→ **SHORT TASK**: What follows is a block of records; reproduce all of it verbatim.
........
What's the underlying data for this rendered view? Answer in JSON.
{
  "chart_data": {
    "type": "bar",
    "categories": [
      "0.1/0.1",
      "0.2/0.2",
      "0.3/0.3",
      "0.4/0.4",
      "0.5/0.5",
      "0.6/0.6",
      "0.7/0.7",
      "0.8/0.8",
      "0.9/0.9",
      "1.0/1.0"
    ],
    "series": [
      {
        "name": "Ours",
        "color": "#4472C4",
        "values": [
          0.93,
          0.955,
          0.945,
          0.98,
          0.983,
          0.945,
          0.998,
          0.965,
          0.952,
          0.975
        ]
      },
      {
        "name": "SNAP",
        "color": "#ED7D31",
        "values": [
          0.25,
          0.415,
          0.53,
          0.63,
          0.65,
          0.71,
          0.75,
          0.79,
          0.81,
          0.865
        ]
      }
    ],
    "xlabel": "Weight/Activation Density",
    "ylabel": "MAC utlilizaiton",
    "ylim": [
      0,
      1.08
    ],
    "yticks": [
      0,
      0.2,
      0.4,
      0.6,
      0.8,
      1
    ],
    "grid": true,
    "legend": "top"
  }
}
........
→ **TASK RESPONSE**:
What's the underlying data for this rendered view? Answer in JSON.
{
  "chart_data": {
    "type": "bar",
    "categories": [
      "0.1/0.1",
      "0.2/0.2",
      "0.3/0.3",
      "0.4/0.4",
      "0.5/0.5",
      "0.6/0.6",
      "0.7/0.7",
      "0.8/0.8",
      "0.9/0.9",
      "1.0/1.0"
    ],
    "series": [
      {
        "name": "Ours",
        "color": "#4472C4",
        "values": [
          0.93,
          0.955,
          0.945,
          0.98,
          0.983,
          0.945,
          0.998,
          0.965,
          0.952,
          0.975
        ]
      },
      {
        "name": "SNAP",
        "color": "#ED7D31",
        "values": [
          0.25,
          0.415,
          0.53,
          0.63,
          0.65,
          0.71,
          0.75,
          0.79,
          0.81,
          0.865
        ]
      }
    ],
    "xlabel": "Weight/Activation Density",
    "ylabel": "MAC utlilizaiton",
    "ylim": [
      0,
      1.08
    ],
    "yticks": [
      0,
      0.2,
      0.4,
      0.6,
      0.8,
      1
    ],
    "grid": true,
    "legend": "top"
  }
}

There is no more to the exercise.